Write out the listing beneath this instruction in its entirety, exactly as it reads.

--- START OF DATASET ---

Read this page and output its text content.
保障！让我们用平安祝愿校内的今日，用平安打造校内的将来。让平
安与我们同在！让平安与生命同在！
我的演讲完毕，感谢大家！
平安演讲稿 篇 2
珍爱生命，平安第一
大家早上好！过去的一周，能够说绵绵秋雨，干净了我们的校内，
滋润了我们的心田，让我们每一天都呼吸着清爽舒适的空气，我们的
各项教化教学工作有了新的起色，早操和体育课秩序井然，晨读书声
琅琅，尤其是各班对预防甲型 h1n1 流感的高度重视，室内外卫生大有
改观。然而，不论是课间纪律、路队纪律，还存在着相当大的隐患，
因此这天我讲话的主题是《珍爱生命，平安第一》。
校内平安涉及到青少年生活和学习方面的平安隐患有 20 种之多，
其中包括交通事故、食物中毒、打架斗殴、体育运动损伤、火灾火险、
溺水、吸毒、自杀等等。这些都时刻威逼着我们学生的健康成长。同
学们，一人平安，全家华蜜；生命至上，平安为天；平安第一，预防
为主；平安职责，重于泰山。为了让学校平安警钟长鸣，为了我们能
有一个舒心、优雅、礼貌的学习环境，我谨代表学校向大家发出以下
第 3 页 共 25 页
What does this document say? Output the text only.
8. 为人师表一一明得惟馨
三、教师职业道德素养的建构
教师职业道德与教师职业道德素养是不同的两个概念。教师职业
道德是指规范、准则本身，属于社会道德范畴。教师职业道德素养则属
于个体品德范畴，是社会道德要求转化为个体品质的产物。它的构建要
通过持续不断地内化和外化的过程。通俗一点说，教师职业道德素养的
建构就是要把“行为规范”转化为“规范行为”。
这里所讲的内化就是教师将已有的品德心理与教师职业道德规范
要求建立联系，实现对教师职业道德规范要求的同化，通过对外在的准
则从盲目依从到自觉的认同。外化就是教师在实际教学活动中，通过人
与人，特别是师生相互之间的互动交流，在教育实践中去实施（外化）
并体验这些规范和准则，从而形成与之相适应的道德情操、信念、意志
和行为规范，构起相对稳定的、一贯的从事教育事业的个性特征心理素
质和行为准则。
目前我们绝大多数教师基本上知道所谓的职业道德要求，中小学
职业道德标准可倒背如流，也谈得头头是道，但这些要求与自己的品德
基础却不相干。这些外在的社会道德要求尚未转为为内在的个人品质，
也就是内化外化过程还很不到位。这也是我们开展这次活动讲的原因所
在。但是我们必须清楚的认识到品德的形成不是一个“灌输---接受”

--- END OF DATASET ---

## EXPECTED ANSWER
Read this page and output its text content.
保障！让我们用平安祝愿校内的今日，用平安打造校内的将来。让平
安与我们同在！让平安与生命同在！
我的演讲完毕，感谢大家！
平安演讲稿 篇 2
珍爱生命，平安第一
大家早上好！过去的一周，能够说绵绵秋雨，干净了我们的校内，
滋润了我们的心田，让我们每一天都呼吸着清爽舒适的空气，我们的
各项教化教学工作有了新的起色，早操和体育课秩序井然，晨读书声
琅琅，尤其是各班对预防甲型 h1n1 流感的高度重视，室内外卫生大有
改观。然而，不论是课间纪律、路队纪律，还存在着相当大的隐患，
因此这天我讲话的主题是《珍爱生命，平安第一》。
校内平安涉及到青少年生活和学习方面的平安隐患有 20 种之多，
其中包括交通事故、食物中毒、打架斗殴、体育运动损伤、火灾火险、
溺水、吸毒、自杀等等。这些都时刻威逼着我们学生的健康成长。同
学们，一人平安，全家华蜜；生命至上，平安为天；平安第一，预防
为主；平安职责，重于泰山。为了让学校平安警钟长鸣，为了我们能
有一个舒心、优雅、礼貌的学习环境，我谨代表学校向大家发出以下
第 3 页 共 25 页
What does this document say? Output the text only.
8. 为人师表一一明得惟馨
三、教师职业道德素养的建构
教师职业道德与教师职业道德素养是不同的两个概念。教师职业
道德是指规范、准则本身，属于社会道德范畴。教师职业道德素养则属
于个体品德范畴，是社会道德要求转化为个体品质的产物。它的构建要
通过持续不断地内化和外化的过程。通俗一点说，教师职业道德素养的
建构就是要把“行为规范”转化为“规范行为”。
这里所讲的内化就是教师将已有的品德心理与教师职业道德规范
要求建立联系，实现对教师职业道德规范要求的同化，通过对外在的准
则从盲目依从到自觉的认同。外化就是教师在实际教学活动中，通过人
与人，特别是师生相互之间的互动交流，在教育实践中去实施（外化）
并体验这些规范和准则，从而形成与之相适应的道德情操、信念、意志
和行为规范，构起相对稳定的、一贯的从事教育事业的个性特征心理素
质和行为准则。
目前我们绝大多数教师基本上知道所谓的职业道德要求，中小学
职业道德标准可倒背如流，也谈得头头是道，但这些要求与自己的品德
基础却不相干。这些外在的社会道德要求尚未转为为内在的个人品质，
也就是内化外化过程还很不到位。这也是我们开展这次活动讲的原因所
在。但是我们必须清楚的认识到品德的形成不是一个“灌输---接受”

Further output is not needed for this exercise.